Written exercise: Which lines hold the string "أنشيء"? Copy every one of them.

_ _ _ _

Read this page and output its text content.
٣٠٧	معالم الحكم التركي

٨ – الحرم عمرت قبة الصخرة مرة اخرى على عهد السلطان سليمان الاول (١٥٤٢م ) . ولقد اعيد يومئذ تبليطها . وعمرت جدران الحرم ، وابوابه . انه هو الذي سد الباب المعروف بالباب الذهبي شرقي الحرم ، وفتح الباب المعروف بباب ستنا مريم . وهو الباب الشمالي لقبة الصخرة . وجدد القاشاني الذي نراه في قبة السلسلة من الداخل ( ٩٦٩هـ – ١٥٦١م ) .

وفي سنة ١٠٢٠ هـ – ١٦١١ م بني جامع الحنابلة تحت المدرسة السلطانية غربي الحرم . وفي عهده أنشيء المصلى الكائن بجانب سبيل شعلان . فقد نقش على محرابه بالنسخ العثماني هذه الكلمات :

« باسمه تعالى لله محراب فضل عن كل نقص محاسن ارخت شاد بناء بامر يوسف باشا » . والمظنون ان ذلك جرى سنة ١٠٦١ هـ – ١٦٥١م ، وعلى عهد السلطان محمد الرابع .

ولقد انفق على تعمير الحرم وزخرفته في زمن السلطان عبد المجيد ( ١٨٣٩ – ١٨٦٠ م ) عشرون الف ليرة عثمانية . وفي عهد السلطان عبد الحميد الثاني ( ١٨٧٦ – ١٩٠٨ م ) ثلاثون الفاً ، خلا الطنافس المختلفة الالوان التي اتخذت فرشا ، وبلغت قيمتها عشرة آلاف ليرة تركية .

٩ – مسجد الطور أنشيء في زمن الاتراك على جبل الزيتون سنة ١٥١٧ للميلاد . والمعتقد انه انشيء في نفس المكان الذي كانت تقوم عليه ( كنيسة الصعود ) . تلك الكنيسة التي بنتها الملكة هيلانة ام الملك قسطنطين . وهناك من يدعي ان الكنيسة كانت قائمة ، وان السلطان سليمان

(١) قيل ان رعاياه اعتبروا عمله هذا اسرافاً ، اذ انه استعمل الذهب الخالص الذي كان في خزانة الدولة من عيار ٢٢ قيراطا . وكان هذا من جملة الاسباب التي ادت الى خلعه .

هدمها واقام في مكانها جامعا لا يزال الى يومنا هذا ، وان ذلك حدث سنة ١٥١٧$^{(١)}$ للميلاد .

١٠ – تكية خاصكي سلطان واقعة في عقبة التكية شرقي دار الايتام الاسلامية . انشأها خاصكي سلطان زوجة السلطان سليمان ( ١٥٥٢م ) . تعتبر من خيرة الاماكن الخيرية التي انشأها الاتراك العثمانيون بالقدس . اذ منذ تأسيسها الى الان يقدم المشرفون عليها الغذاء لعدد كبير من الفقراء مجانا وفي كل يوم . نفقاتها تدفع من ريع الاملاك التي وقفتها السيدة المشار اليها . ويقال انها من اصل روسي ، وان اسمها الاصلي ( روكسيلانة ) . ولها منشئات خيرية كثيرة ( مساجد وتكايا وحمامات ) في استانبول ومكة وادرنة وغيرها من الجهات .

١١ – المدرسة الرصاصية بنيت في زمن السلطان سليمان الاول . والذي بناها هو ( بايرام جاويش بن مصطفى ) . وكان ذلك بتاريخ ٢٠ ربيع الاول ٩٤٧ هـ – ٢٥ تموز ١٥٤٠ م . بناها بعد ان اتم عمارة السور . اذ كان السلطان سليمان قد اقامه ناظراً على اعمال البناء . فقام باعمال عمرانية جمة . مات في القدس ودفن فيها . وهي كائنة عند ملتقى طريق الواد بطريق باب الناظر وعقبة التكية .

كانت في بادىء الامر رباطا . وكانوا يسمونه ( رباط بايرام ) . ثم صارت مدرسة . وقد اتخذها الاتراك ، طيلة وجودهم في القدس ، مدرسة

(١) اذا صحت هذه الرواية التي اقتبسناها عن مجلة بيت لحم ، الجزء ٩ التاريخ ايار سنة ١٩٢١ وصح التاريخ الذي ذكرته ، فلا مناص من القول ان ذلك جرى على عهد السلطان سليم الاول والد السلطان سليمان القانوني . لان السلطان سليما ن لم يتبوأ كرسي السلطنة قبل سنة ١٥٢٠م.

_ _ _ _

Response:
وفي سنة ١٠٢٠ هـ – ١٦١١ م بني جامع الحنابلة تحت المدرسة السلطانية غربي الحرم . وفي عهده أنشيء المصلى الكائن بجانب سبيل شعلان . فقد نقش على محرابه بالنسخ العثماني هذه الكلمات :
٩ – مسجد الطور أنشيء في زمن الاتراك على جبل الزيتون سنة ١٥١٧ للميلاد . والمعتقد انه انشيء في نفس المكان الذي كانت تقوم عليه ( كنيسة الصعود ) . تلك الكنيسة التي بنتها الملكة هيلانة ام الملك قسطنطين . وهناك من يدعي ان الكنيسة كانت قائمة ، وان السلطان سليمان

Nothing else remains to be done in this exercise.